= The exercise =
The listing below should be written out exactly; please include all of it.

▼

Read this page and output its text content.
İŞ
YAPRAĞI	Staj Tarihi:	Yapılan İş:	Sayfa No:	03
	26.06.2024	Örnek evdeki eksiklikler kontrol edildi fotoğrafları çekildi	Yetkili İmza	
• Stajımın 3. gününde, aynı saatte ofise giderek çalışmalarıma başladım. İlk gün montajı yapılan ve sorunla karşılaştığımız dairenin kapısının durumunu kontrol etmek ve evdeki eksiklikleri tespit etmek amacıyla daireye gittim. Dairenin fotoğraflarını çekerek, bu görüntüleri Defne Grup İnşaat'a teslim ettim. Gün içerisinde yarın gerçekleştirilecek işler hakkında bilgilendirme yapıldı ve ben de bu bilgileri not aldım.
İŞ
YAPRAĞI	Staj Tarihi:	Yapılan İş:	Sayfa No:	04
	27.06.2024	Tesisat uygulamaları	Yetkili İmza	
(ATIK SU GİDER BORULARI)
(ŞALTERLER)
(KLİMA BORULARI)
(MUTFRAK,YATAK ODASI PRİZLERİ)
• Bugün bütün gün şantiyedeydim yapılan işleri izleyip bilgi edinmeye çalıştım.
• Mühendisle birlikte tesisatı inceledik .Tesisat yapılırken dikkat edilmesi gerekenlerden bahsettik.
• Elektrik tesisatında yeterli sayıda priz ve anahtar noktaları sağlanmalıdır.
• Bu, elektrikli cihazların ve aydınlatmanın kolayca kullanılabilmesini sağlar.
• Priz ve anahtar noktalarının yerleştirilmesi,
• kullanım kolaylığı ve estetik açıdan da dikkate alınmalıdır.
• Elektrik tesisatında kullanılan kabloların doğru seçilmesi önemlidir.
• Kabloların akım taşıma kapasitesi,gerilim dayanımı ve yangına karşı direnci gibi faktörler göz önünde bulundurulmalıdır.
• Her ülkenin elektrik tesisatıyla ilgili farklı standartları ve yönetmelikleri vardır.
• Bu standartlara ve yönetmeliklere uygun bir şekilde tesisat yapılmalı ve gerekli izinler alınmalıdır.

▲

= Exercise solution =
Read this page and output its text content.
İŞ
YAPRAĞI	Staj Tarihi:	Yapılan İş:	Sayfa No:	03
	26.06.2024	Örnek evdeki eksiklikler kontrol edildi fotoğrafları çekildi	Yetkili İmza	
• Stajımın 3. gününde, aynı saatte ofise giderek çalışmalarıma başladım. İlk gün montajı yapılan ve sorunla karşılaştığımız dairenin kapısının durumunu kontrol etmek ve evdeki eksiklikleri tespit etmek amacıyla daireye gittim. Dairenin fotoğraflarını çekerek, bu görüntüleri Defne Grup İnşaat'a teslim ettim. Gün içerisinde yarın gerçekleştirilecek işler hakkında bilgilendirme yapıldı ve ben de bu bilgileri not aldım.
İŞ
YAPRAĞI	Staj Tarihi:	Yapılan İş:	Sayfa No:	04
	27.06.2024	Tesisat uygulamaları	Yetkili İmza	
(ATIK SU GİDER BORULARI)
(ŞALTERLER)
(KLİMA BORULARI)
(MUTFRAK,YATAK ODASI PRİZLERİ)
• Bugün bütün gün şantiyedeydim yapılan işleri izleyip bilgi edinmeye çalıştım.
• Mühendisle birlikte tesisatı inceledik .Tesisat yapılırken dikkat edilmesi gerekenlerden bahsettik.
• Elektrik tesisatında yeterli sayıda priz ve anahtar noktaları sağlanmalıdır.
• Bu, elektrikli cihazların ve aydınlatmanın kolayca kullanılabilmesini sağlar.
• Priz ve anahtar noktalarının yerleştirilmesi,
• kullanım kolaylığı ve estetik açıdan da dikkate alınmalıdır.
• Elektrik tesisatında kullanılan kabloların doğru seçilmesi önemlidir.
• Kabloların akım taşıma kapasitesi,gerilim dayanımı ve yangına karşı direnci gibi faktörler göz önünde bulundurulmalıdır.
• Her ülkenin elektrik tesisatıyla ilgili farklı standartları ve yönetmelikleri vardır.
• Bu standartlara ve yönetmeliklere uygun bir şekilde tesisat yapılmalı ve gerekli izinler alınmalıdır.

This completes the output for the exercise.